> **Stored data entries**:
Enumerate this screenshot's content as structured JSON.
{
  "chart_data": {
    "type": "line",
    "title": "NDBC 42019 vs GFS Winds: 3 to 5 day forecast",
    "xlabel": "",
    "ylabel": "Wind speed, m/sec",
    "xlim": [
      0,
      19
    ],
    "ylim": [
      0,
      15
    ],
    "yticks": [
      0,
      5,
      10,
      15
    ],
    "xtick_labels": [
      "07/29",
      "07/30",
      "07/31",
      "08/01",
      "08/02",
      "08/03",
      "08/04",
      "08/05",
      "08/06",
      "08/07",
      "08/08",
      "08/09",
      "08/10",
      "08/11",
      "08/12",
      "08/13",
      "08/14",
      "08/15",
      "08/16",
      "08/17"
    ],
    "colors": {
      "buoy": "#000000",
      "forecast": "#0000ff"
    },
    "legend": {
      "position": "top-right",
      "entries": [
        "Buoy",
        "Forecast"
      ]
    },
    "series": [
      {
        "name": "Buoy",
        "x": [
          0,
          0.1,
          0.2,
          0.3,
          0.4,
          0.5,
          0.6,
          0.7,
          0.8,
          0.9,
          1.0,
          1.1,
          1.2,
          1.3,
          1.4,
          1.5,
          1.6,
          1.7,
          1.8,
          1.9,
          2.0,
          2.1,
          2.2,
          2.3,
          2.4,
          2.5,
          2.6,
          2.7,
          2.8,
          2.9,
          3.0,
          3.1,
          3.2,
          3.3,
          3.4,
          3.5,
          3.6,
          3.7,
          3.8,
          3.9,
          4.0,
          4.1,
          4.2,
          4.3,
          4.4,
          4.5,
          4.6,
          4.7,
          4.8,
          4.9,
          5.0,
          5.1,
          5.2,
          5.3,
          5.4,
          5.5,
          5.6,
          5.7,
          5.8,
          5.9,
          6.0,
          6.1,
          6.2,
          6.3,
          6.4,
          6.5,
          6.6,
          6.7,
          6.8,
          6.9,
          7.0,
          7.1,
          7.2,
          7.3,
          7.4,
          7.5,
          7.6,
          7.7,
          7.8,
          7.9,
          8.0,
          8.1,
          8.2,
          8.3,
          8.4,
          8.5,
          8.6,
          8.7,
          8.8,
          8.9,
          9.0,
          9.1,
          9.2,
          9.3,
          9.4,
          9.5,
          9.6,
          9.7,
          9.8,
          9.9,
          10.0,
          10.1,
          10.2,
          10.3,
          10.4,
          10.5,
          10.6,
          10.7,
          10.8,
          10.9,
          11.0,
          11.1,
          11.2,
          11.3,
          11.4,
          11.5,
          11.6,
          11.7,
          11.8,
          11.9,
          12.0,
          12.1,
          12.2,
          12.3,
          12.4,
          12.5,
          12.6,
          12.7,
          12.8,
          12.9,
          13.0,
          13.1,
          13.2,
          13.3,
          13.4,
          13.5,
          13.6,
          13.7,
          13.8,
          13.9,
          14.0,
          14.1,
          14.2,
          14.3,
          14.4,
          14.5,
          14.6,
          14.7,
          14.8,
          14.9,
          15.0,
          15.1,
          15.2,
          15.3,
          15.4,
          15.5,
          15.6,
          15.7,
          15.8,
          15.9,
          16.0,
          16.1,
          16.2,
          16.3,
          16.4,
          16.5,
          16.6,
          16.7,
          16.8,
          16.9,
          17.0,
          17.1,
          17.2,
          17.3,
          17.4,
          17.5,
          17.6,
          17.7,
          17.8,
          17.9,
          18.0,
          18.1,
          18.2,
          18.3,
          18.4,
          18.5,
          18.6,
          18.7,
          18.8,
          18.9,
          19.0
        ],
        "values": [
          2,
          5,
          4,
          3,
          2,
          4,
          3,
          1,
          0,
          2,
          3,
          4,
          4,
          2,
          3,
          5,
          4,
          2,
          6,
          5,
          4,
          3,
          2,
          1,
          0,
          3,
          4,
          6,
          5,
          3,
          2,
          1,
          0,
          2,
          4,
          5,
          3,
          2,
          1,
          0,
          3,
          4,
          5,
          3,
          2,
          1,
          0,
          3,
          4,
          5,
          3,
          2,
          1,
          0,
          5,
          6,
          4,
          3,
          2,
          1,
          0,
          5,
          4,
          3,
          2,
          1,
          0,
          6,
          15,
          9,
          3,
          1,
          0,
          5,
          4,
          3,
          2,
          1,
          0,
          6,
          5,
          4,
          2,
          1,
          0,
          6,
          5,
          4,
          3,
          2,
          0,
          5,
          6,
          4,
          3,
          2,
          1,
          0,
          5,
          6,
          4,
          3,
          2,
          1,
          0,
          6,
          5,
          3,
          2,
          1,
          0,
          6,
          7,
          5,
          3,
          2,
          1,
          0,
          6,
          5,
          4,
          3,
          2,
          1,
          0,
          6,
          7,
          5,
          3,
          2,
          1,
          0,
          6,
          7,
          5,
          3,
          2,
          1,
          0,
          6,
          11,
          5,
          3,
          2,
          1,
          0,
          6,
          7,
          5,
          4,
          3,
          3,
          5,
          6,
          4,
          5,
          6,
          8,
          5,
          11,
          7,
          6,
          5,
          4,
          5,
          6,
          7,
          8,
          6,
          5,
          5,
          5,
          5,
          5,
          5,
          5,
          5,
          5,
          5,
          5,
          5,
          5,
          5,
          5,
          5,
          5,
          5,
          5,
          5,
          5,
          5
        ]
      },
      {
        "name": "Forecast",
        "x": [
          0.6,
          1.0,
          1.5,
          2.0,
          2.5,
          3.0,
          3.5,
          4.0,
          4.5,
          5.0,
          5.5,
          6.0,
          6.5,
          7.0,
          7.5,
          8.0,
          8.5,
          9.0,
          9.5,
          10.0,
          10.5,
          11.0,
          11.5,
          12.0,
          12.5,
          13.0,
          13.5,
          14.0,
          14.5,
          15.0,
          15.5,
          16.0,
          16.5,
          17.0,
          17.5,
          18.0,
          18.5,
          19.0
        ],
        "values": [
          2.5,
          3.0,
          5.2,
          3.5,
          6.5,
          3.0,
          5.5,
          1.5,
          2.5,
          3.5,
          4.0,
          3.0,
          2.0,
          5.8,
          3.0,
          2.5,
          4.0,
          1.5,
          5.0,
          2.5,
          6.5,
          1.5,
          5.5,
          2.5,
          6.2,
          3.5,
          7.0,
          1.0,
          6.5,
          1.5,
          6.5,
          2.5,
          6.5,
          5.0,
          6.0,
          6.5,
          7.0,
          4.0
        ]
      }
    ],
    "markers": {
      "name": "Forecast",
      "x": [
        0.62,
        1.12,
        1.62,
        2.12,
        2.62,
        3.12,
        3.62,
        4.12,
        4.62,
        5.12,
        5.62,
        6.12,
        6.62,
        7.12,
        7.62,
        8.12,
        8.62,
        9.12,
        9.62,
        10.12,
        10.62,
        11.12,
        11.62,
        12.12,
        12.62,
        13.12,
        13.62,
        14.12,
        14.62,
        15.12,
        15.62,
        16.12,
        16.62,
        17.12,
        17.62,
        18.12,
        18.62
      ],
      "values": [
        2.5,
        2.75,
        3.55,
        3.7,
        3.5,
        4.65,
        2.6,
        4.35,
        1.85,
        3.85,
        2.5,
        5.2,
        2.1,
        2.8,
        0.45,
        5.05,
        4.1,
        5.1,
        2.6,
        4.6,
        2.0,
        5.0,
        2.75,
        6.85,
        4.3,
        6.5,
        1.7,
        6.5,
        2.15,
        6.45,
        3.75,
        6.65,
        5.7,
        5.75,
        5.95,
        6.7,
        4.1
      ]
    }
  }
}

> **WRITTEN INSTRUCTION**: Repeat the data in its entirety, character for character.

> **THE ANSWER**:
Enumerate this screenshot's content as structured JSON.
{
  "chart_data": {
    "type": "line",
    "title": "NDBC 42019 vs GFS Winds: 3 to 5 day forecast",
    "xlabel": "",
    "ylabel": "Wind speed, m/sec",
    "xlim": [
      0,
      19
    ],
    "ylim": [
      0,
      15
    ],
    "yticks": [
      0,
      5,
      10,
      15
    ],
    "xtick_labels": [
      "07/29",
      "07/30",
      "07/31",
      "08/01",
      "08/02",
      "08/03",
      "08/04",
      "08/05",
      "08/06",
      "08/07",
      "08/08",
      "08/09",
      "08/10",
      "08/11",
      "08/12",
      "08/13",
      "08/14",
      "08/15",
      "08/16",
      "08/17"
    ],
    "colors": {
      "buoy": "#000000",
      "forecast": "#0000ff"
    },
    "legend": {
      "position": "top-right",
      "entries": [
        "Buoy",
        "Forecast"
      ]
    },
    "series": [
      {
        "name": "Buoy",
        "x": [
          0,
          0.1,
          0.2,
          0.3,
          0.4,
          0.5,
          0.6,
          0.7,
          0.8,
          0.9,
          1.0,
          1.1,
          1.2,
          1.3,
          1.4,
          1.5,
          1.6,
          1.7,
          1.8,
          1.9,
          2.0,
          2.1,
          2.2,
          2.3,
          2.4,
          2.5,
          2.6,
          2.7,
          2.8,
          2.9,
          3.0,
          3.1,
          3.2,
          3.3,
          3.4,
          3.5,
          3.6,
          3.7,
          3.8,
          3.9,
          4.0,
          4.1,
          4.2,
          4.3,
          4.4,
          4.5,
          4.6,
          4.7,
          4.8,
          4.9,
          5.0,
          5.1,
          5.2,
          5.3,
          5.4,
          5.5,
          5.6,
          5.7,
          5.8,
          5.9,
          6.0,
          6.1,
          6.2,
          6.3,
          6.4,
          6.5,
          6.6,
          6.7,
          6.8,
          6.9,
          7.0,
          7.1,
          7.2,
          7.3,
          7.4,
          7.5,
          7.6,
          7.7,
          7.8,
          7.9,
          8.0,
          8.1,
          8.2,
          8.3,
          8.4,
          8.5,
          8.6,
          8.7,
          8.8,
          8.9,
          9.0,
          9.1,
          9.2,
          9.3,
          9.4,
          9.5,
          9.6,
          9.7,
          9.8,
          9.9,
          10.0,
          10.1,
          10.2,
          10.3,
          10.4,
          10.5,
          10.6,
          10.7,
          10.8,
          10.9,
          11.0,
          11.1,
          11.2,
          11.3,
          11.4,
          11.5,
          11.6,
          11.7,
          11.8,
          11.9,
          12.0,
          12.1,
          12.2,
          12.3,
          12.4,
          12.5,
          12.6,
          12.7,
          12.8,
          12.9,
          13.0,
          13.1,
          13.2,
          13.3,
          13.4,
          13.5,
          13.6,
          13.7,
          13.8,
          13.9,
          14.0,
          14.1,
          14.2,
          14.3,
          14.4,
          14.5,
          14.6,
          14.7,
          14.8,
          14.9,
          15.0,
          15.1,
          15.2,
          15.3,
          15.4,
          15.5,
          15.6,
          15.7,
          15.8,
          15.9,
          16.0,
          16.1,
          16.2,
          16.3,
          16.4,
          16.5,
          16.6,
          16.7,
          16.8,
          16.9,
          17.0,
          17.1,
          17.2,
          17.3,
          17.4,
          17.5,
          17.6,
          17.7,
          17.8,
          17.9,
          18.0,
          18.1,
          18.2,
          18.3,
          18.4,
          18.5,
          18.6,
          18.7,
          18.8,
          18.9,
          19.0
        ],
        "values": [
          2,
          5,
          4,
          3,
          2,
          4,
          3,
          1,
          0,
          2,
          3,
          4,
          4,
          2,
          3,
          5,
          4,
          2,
          6,
          5,
          4,
          3,
          2,
          1,
          0,
          3,
          4,
          6,
          5,
          3,
          2,
          1,
          0,
          2,
          4,
          5,
          3,
          2,
          1,
          0,
          3,
          4,
          5,
          3,
          2,
          1,
          0,
          3,
          4,
          5,
          3,
          2,
          1,
          0,
          5,
          6,
          4,
          3,
          2,
          1,
          0,
          5,
          4,
          3,
          2,
          1,
          0,
          6,
          15,
          9,
          3,
          1,
          0,
          5,
          4,
          3,
          2,
          1,
          0,
          6,
          5,
          4,
          2,
          1,
          0,
          6,
          5,
          4,
          3,
          2,
          0,
          5,
          6,
          4,
          3,
          2,
          1,
          0,
          5,
          6,
          4,
          3,
          2,
          1,
          0,
          6,
          5,
          3,
          2,
          1,
          0,
          6,
          7,
          5,
          3,
          2,
          1,
          0,
          6,
          5,
          4,
          3,
          2,
          1,
          0,
          6,
          7,
          5,
          3,
          2,
          1,
          0,
          6,
          7,
          5,
          3,
          2,
          1,
          0,
          6,
          11,
          5,
          3,
          2,
          1,
          0,
          6,
          7,
          5,
          4,
          3,
          3,
          5,
          6,
          4,
          5,
          6,
          8,
          5,
          11,
          7,
          6,
          5,
          4,
          5,
          6,
          7,
          8,
          6,
          5,
          5,
          5,
          5,
          5,
          5,
          5,
          5,
          5,
          5,
          5,
          5,
          5,
          5,
          5,
          5,
          5,
          5,
          5,
          5,
          5,
          5
        ]
      },
      {
        "name": "Forecast",
        "x": [
          0.6,
          1.0,
          1.5,
          2.0,
          2.5,
          3.0,
          3.5,
          4.0,
          4.5,
          5.0,
          5.5,
          6.0,
          6.5,
          7.0,
          7.5,
          8.0,
          8.5,
          9.0,
          9.5,
          10.0,
          10.5,
          11.0,
          11.5,
          12.0,
          12.5,
          13.0,
          13.5,
          14.0,
          14.5,
          15.0,
          15.5,
          16.0,
          16.5,
          17.0,
          17.5,
          18.0,
          18.5,
          19.0
        ],
        "values": [
          2.5,
          3.0,
          5.2,
          3.5,
          6.5,
          3.0,
          5.5,
          1.5,
          2.5,
          3.5,
          4.0,
          3.0,
          2.0,
          5.8,
          3.0,
          2.5,
          4.0,
          1.5,
          5.0,
          2.5,
          6.5,
          1.5,
          5.5,
          2.5,
          6.2,
          3.5,
          7.0,
          1.0,
          6.5,
          1.5,
          6.5,
          2.5,
          6.5,
          5.0,
          6.0,
          6.5,
          7.0,
          4.0
        ]
      }
    ],
    "markers": {
      "name": "Forecast",
      "x": [
        0.62,
        1.12,
        1.62,
        2.12,
        2.62,
        3.12,
        3.62,
        4.12,
        4.62,
        5.12,
        5.62,
        6.12,
        6.62,
        7.12,
        7.62,
        8.12,
        8.62,
        9.12,
        9.62,
        10.12,
        10.62,
        11.12,
        11.62,
        12.12,
        12.62,
        13.12,
        13.62,
        14.12,
        14.62,
        15.12,
        15.62,
        16.12,
        16.62,
        17.12,
        17.62,
        18.12,
        18.62
      ],
      "values": [
        2.5,
        2.75,
        3.55,
        3.7,
        3.5,
        4.65,
        2.6,
        4.35,
        1.85,
        3.85,
        2.5,
        5.2,
        2.1,
        2.8,
        0.45,
        5.05,
        4.1,
        5.1,
        2.6,
        4.6,
        2.0,
        5.0,
        2.75,
        6.85,
        4.3,
        6.5,
        1.7,
        6.5,
        2.15,
        6.45,
        3.75,
        6.65,
        5.7,
        5.75,
        5.95,
        6.7,
        4.1
      ]
    }
  }
}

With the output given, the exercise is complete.